# Exercise material start
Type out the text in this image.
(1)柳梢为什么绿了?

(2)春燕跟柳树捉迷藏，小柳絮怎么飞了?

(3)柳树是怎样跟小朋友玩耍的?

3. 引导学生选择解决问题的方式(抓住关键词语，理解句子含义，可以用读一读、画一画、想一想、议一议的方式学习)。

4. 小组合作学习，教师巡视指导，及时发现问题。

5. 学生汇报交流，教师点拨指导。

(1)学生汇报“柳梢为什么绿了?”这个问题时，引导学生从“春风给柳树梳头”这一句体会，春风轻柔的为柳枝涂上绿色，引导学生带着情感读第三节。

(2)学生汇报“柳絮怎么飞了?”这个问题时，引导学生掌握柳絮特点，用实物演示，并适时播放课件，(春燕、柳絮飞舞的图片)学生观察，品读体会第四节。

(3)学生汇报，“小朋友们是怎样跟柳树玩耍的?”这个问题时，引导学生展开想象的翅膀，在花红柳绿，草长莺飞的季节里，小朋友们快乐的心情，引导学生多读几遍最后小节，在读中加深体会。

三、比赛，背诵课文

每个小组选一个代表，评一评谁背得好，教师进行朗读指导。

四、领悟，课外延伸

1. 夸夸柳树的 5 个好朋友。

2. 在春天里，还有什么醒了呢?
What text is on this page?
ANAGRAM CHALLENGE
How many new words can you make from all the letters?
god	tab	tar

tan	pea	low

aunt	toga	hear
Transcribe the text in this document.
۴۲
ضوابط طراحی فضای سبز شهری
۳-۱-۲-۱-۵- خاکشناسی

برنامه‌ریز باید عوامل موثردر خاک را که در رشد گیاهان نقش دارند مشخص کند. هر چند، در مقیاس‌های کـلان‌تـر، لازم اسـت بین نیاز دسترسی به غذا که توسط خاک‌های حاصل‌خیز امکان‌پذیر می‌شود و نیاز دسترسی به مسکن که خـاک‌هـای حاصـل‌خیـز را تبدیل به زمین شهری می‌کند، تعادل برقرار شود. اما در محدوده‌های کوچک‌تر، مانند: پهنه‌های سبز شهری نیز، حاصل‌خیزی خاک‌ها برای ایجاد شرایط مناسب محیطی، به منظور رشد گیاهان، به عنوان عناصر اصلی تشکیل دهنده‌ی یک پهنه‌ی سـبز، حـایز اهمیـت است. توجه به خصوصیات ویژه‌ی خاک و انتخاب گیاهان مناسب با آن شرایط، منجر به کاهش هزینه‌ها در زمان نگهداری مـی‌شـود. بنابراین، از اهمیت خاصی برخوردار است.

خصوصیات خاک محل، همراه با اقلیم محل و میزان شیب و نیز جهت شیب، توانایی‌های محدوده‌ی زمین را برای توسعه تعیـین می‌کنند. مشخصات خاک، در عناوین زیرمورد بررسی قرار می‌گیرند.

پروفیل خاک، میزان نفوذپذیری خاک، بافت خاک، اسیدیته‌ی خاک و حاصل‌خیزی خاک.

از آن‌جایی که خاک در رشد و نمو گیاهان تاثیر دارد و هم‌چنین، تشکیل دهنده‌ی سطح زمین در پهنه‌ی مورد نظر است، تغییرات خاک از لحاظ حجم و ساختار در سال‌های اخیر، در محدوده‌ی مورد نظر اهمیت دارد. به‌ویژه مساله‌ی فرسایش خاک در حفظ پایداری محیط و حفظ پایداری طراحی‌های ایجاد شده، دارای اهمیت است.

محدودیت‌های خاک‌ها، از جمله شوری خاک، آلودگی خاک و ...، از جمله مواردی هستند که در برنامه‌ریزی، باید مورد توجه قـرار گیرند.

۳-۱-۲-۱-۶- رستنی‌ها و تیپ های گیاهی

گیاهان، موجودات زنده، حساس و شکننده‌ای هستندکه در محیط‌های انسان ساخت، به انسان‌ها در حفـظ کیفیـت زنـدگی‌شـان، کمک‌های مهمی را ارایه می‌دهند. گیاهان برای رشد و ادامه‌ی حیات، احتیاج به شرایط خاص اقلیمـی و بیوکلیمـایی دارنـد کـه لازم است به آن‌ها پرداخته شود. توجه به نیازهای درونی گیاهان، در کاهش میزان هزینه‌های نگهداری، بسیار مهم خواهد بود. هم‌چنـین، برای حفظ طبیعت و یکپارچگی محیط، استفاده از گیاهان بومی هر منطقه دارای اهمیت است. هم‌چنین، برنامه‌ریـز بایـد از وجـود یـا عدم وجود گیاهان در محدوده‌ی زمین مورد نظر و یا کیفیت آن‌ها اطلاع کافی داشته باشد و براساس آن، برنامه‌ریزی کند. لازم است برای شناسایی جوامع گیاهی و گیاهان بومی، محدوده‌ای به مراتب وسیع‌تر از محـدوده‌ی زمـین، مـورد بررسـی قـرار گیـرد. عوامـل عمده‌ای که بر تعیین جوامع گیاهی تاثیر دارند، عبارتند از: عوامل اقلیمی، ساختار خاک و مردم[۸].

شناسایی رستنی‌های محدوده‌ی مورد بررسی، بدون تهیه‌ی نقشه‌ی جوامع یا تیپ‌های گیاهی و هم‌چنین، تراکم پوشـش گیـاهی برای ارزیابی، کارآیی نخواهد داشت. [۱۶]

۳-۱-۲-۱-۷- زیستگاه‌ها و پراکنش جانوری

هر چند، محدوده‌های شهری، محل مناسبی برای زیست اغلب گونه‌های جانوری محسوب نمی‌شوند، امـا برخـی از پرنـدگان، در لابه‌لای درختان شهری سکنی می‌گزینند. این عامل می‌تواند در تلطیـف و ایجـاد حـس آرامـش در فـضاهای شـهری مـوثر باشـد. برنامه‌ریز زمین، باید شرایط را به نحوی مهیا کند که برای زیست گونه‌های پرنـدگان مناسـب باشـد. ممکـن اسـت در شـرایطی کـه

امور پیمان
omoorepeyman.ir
# Exercise material end
» Exercise prompt: Among the lines of the records above, count those holding the string "قـرار", and report only the number.

» Right answer: 2